● **STATED TASK**: Write out the listing exactly as it is given.
★ ★ ★
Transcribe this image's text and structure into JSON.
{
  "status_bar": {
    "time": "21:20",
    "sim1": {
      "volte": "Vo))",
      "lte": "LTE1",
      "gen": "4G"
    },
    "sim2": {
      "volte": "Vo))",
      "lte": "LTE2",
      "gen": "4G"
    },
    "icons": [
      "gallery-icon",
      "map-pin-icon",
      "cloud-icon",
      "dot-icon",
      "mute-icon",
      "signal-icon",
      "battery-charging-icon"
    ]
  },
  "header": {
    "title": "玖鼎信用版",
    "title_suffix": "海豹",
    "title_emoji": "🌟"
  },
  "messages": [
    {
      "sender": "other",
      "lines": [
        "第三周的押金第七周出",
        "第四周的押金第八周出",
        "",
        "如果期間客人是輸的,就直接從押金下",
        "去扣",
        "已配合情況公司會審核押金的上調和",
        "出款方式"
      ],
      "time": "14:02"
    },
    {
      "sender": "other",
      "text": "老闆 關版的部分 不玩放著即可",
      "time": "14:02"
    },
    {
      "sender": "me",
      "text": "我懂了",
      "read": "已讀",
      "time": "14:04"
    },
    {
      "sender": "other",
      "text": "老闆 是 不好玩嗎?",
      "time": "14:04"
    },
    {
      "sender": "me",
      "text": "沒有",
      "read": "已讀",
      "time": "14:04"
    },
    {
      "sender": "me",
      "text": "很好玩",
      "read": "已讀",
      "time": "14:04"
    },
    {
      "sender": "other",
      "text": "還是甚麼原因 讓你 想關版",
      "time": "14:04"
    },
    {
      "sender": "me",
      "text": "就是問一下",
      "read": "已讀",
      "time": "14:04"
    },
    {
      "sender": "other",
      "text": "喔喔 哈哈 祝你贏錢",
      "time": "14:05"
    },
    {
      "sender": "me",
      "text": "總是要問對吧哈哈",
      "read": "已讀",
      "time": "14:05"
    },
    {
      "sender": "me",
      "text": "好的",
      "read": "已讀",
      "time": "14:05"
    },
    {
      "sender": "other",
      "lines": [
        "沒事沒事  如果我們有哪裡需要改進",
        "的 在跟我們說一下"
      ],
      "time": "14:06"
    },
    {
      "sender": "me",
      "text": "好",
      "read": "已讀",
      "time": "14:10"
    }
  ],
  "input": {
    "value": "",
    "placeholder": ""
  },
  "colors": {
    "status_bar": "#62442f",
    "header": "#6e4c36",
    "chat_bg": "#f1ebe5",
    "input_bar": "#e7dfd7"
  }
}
★ ★ ★
● **SOLUTION BELOW**:
Transcribe this image's text and structure into JSON.
{
  "status_bar": {
    "time": "21:20",
    "sim1": {
      "volte": "Vo))",
      "lte": "LTE1",
      "gen": "4G"
    },
    "sim2": {
      "volte": "Vo))",
      "lte": "LTE2",
      "gen": "4G"
    },
    "icons": [
      "gallery-icon",
      "map-pin-icon",
      "cloud-icon",
      "dot-icon",
      "mute-icon",
      "signal-icon",
      "battery-charging-icon"
    ]
  },
  "header": {
    "title": "玖鼎信用版",
    "title_suffix": "海豹",
    "title_emoji": "🌟"
  },
  "messages": [
    {
      "sender": "other",
      "lines": [
        "第三周的押金第七周出",
        "第四周的押金第八周出",
        "",
        "如果期間客人是輸的,就直接從押金下",
        "去扣",
        "已配合情況公司會審核押金的上調和",
        "出款方式"
      ],
      "time": "14:02"
    },
    {
      "sender": "other",
      "text": "老闆 關版的部分 不玩放著即可",
      "time": "14:02"
    },
    {
      "sender": "me",
      "text": "我懂了",
      "read": "已讀",
      "time": "14:04"
    },
    {
      "sender": "other",
      "text": "老闆 是 不好玩嗎?",
      "time": "14:04"
    },
    {
      "sender": "me",
      "text": "沒有",
      "read": "已讀",
      "time": "14:04"
    },
    {
      "sender": "me",
      "text": "很好玩",
      "read": "已讀",
      "time": "14:04"
    },
    {
      "sender": "other",
      "text": "還是甚麼原因 讓你 想關版",
      "time": "14:04"
    },
    {
      "sender": "me",
      "text": "就是問一下",
      "read": "已讀",
      "time": "14:04"
    },
    {
      "sender": "other",
      "text": "喔喔 哈哈 祝你贏錢",
      "time": "14:05"
    },
    {
      "sender": "me",
      "text": "總是要問對吧哈哈",
      "read": "已讀",
      "time": "14:05"
    },
    {
      "sender": "me",
      "text": "好的",
      "read": "已讀",
      "time": "14:05"
    },
    {
      "sender": "other",
      "lines": [
        "沒事沒事  如果我們有哪裡需要改進",
        "的 在跟我們說一下"
      ],
      "time": "14:06"
    },
    {
      "sender": "me",
      "text": "好",
      "read": "已讀",
      "time": "14:10"
    }
  ],
  "input": {
    "value": "",
    "placeholder": ""
  },
  "colors": {
    "status_bar": "#62442f",
    "header": "#6e4c36",
    "chat_bg": "#f1ebe5",
    "input_bar": "#e7dfd7"
  }
}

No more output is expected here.